▶ [Aim]:
Change every "Description with numbered items" in the rows below to "Numbered part description" and keep all other text as it is.

[Data entries]
+---+

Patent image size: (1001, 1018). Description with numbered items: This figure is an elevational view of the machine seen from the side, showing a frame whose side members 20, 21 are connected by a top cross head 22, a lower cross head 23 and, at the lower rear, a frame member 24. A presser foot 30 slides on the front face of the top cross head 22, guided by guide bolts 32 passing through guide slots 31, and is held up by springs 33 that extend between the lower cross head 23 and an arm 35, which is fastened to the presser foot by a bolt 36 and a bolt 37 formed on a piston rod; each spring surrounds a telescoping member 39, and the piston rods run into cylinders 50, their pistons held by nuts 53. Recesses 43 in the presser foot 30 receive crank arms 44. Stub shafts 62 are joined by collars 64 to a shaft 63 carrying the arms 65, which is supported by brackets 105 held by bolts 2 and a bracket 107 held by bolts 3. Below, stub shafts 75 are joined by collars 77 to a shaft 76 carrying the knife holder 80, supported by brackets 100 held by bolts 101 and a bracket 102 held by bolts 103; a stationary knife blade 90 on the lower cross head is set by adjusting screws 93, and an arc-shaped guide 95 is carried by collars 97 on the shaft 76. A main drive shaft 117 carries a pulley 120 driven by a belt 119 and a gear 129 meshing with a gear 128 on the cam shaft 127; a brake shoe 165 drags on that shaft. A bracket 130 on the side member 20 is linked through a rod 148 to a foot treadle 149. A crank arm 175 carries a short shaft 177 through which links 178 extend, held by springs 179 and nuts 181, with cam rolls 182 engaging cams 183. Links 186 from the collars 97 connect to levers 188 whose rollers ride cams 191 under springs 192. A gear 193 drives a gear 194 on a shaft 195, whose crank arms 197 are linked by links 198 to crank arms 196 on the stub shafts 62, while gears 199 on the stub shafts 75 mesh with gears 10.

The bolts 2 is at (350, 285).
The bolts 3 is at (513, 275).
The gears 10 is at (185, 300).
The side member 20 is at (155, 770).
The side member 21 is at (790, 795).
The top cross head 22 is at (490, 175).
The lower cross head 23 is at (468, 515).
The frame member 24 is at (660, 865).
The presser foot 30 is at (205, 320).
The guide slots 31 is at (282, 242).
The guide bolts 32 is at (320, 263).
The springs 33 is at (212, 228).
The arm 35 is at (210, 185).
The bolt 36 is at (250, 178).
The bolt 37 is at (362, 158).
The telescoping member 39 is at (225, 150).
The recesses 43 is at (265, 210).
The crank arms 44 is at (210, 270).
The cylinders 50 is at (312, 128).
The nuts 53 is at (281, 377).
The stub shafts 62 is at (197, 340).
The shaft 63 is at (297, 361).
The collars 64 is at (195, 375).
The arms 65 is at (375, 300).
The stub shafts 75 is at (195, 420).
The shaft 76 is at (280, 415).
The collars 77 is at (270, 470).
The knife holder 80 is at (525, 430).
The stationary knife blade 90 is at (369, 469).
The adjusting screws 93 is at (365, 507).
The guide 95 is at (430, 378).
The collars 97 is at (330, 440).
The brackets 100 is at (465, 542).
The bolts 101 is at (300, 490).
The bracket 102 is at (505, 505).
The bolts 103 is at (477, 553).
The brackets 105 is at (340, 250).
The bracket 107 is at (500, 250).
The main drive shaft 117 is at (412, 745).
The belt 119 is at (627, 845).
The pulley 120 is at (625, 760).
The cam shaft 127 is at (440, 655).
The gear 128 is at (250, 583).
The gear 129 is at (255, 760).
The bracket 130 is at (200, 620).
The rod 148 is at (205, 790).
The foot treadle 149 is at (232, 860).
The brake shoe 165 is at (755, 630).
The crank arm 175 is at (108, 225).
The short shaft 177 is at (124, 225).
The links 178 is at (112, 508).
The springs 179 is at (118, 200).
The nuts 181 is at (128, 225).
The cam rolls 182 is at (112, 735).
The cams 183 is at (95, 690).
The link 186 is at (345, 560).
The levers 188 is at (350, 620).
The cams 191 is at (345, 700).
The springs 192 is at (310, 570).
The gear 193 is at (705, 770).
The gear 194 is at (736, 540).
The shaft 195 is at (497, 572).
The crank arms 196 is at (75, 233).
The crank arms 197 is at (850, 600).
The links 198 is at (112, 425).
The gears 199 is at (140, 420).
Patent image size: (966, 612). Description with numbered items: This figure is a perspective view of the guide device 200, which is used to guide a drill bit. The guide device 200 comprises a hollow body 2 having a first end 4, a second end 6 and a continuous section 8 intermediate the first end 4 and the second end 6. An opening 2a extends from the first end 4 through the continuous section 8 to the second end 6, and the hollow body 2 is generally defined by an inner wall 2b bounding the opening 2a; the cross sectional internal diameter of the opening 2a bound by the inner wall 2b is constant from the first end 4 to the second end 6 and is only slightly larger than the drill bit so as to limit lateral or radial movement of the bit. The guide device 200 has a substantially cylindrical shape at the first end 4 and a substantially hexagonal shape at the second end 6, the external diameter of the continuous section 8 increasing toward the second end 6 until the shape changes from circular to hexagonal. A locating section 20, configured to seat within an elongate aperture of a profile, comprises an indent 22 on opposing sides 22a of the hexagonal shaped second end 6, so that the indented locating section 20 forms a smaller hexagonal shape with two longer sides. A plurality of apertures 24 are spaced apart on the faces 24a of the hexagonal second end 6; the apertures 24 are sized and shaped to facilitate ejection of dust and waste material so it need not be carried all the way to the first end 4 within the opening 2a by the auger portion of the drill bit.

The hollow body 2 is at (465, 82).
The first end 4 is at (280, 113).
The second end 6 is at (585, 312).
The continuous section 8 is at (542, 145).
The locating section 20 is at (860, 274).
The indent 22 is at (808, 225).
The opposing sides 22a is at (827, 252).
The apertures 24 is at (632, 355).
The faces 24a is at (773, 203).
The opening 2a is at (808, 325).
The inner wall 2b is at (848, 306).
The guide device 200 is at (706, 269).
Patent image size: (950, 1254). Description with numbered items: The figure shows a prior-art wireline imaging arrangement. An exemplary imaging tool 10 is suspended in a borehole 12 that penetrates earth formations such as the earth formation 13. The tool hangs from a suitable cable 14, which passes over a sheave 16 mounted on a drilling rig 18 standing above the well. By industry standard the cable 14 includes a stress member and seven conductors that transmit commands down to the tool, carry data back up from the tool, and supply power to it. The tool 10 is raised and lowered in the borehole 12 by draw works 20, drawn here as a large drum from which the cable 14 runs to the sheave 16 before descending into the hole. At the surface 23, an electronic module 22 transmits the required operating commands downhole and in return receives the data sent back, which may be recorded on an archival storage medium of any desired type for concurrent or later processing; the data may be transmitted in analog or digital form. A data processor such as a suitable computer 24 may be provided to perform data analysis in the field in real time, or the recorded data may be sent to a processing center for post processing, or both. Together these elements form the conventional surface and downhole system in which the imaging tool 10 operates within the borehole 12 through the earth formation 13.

+---+

▶ [Reply]:
Patent image size: (1001, 1018). Numbered part description: This figure is an elevational view of the machine seen from the side, showing a frame whose side members 20, 21 are connected by a top cross head 22, a lower cross head 23 and, at the lower rear, a frame member 24. A presser foot 30 slides on the front face of the top cross head 22, guided by guide bolts 32 passing through guide slots 31, and is held up by springs 33 that extend between the lower cross head 23 and an arm 35, which is fastened to the presser foot by a bolt 36 and a bolt 37 formed on a piston rod; each spring surrounds a telescoping member 39, and the piston rods run into cylinders 50, their pistons held by nuts 53. Recesses 43 in the presser foot 30 receive crank arms 44. Stub shafts 62 are joined by collars 64 to a shaft 63 carrying the arms 65, which is supported by brackets 105 held by bolts 2 and a bracket 107 held by bolts 3. Below, stub shafts 75 are joined by collars 77 to a shaft 76 carrying the knife holder 80, supported by brackets 100 held by bolts 101 and a bracket 102 held by bolts 103; a stationary knife blade 90 on the lower cross head is set by adjusting screws 93, and an arc-shaped guide 95 is carried by collars 97 on the shaft 76. A main drive shaft 117 carries a pulley 120 driven by a belt 119 and a gear 129 meshing with a gear 128 on the cam shaft 127; a brake shoe 165 drags on that shaft. A bracket 130 on the side member 20 is linked through a rod 148 to a foot treadle 149. A crank arm 175 carries a short shaft 177 through which links 178 extend, held by springs 179 and nuts 181, with cam rolls 182 engaging cams 183. Links 186 from the collars 97 connect to levers 188 whose rollers ride cams 191 under springs 192. A gear 193 drives a gear 194 on a shaft 195, whose crank arms 197 are linked by links 198 to crank arms 196 on the stub shafts 62, while gears 199 on the stub shafts 75 mesh with gears 10.

The bolts 2 is at (350, 285).
The bolts 3 is at (513, 275).
The gears 10 is at (185, 300).
The side member 20 is at (155, 770).
The side member 21 is at (790, 795).
The top cross head 22 is at (490, 175).
The lower cross head 23 is at (468, 515).
The frame member 24 is at (660, 865).
The presser foot 30 is at (205, 320).
The guide slots 31 is at (282, 242).
The guide bolts 32 is at (320, 263).
The springs 33 is at (212, 228).
The arm 35 is at (210, 185).
The bolt 36 is at (250, 178).
The bolt 37 is at (362, 158).
The telescoping member 39 is at (225, 150).
The recesses 43 is at (265, 210).
The crank arms 44 is at (210, 270).
The cylinders 50 is at (312, 128).
The nuts 53 is at (281, 377).
The stub shafts 62 is at (197, 340).
The shaft 63 is at (297, 361).
The collars 64 is at (195, 375).
The arms 65 is at (375, 300).
The stub shafts 75 is at (195, 420).
The shaft 76 is at (280, 415).
The collars 77 is at (270, 470).
The knife holder 80 is at (525, 430).
The stationary knife blade 90 is at (369, 469).
The adjusting screws 93 is at (365, 507).
The guide 95 is at (430, 378).
The collars 97 is at (330, 440).
The brackets 100 is at (465, 542).
The bolts 101 is at (300, 490).
The bracket 102 is at (505, 505).
The bolts 103 is at (477, 553).
The brackets 105 is at (340, 250).
The bracket 107 is at (500, 250).
The main drive shaft 117 is at (412, 745).
The belt 119 is at (627, 845).
The pulley 120 is at (625, 760).
The cam shaft 127 is at (440, 655).
The gear 128 is at (250, 583).
The gear 129 is at (255, 760).
The bracket 130 is at (200, 620).
The rod 148 is at (205, 790).
The foot treadle 149 is at (232, 860).
The brake shoe 165 is at (755, 630).
The crank arm 175 is at (108, 225).
The short shaft 177 is at (124, 225).
The links 178 is at (112, 508).
The springs 179 is at (118, 200).
The nuts 181 is at (128, 225).
The cam rolls 182 is at (112, 735).
The cams 183 is at (95, 690).
The link 186 is at (345, 560).
The levers 188 is at (350, 620).
The cams 191 is at (345, 700).
The springs 192 is at (310, 570).
The gear 193 is at (705, 770).
The gear 194 is at (736, 540).
The shaft 195 is at (497, 572).
The crank arms 196 is at (75, 233).
The crank arms 197 is at (850, 600).
The links 198 is at (112, 425).
The gears 199 is at (140, 420).
Patent image size: (966, 612). Numbered part description: This figure is a perspective view of the guide device 200, which is used to guide a drill bit. The guide device 200 comprises a hollow body 2 having a first end 4, a second end 6 and a continuous section 8 intermediate the first end 4 and the second end 6. An opening 2a extends from the first end 4 through the continuous section 8 to the second end 6, and the hollow body 2 is generally defined by an inner wall 2b bounding the opening 2a; the cross sectional internal diameter of the opening 2a bound by the inner wall 2b is constant from the first end 4 to the second end 6 and is only slightly larger than the drill bit so as to limit lateral or radial movement of the bit. The guide device 200 has a substantially cylindrical shape at the first end 4 and a substantially hexagonal shape at the second end 6, the external diameter of the continuous section 8 increasing toward the second end 6 until the shape changes from circular to hexagonal. A locating section 20, configured to seat within an elongate aperture of a profile, comprises an indent 22 on opposing sides 22a of the hexagonal shaped second end 6, so that the indented locating section 20 forms a smaller hexagonal shape with two longer sides. A plurality of apertures 24 are spaced apart on the faces 24a of the hexagonal second end 6; the apertures 24 are sized and shaped to facilitate ejection of dust and waste material so it need not be carried all the way to the first end 4 within the opening 2a by the auger portion of the drill bit.

The hollow body 2 is at (465, 82).
The first end 4 is at (280, 113).
The second end 6 is at (585, 312).
The continuous section 8 is at (542, 145).
The locating section 20 is at (860, 274).
The indent 22 is at (808, 225).
The opposing sides 22a is at (827, 252).
The apertures 24 is at (632, 355).
The faces 24a is at (773, 203).
The opening 2a is at (808, 325).
The inner wall 2b is at (848, 306).
The guide device 200 is at (706, 269).
Patent image size: (950, 1254). Numbered part description: The figure shows a prior-art wireline imaging arrangement. An exemplary imaging tool 10 is suspended in a borehole 12 that penetrates earth formations such as the earth formation 13. The tool hangs from a suitable cable 14, which passes over a sheave 16 mounted on a drilling rig 18 standing above the well. By industry standard the cable 14 includes a stress member and seven conductors that transmit commands down to the tool, carry data back up from the tool, and supply power to it. The tool 10 is raised and lowered in the borehole 12 by draw works 20, drawn here as a large drum from which the cable 14 runs to the sheave 16 before descending into the hole. At the surface 23, an electronic module 22 transmits the required operating commands downhole and in return receives the data sent back, which may be recorded on an archival storage medium of any desired type for concurrent or later processing; the data may be transmitted in analog or digital form. A data processor such as a suitable computer 24 may be provided to perform data analysis in the field in real time, or the recorded data may be sent to a processing center for post processing, or both. Together these elements form the conventional surface and downhole system in which the imaging tool 10 operates within the borehole 12 through the earth formation 13.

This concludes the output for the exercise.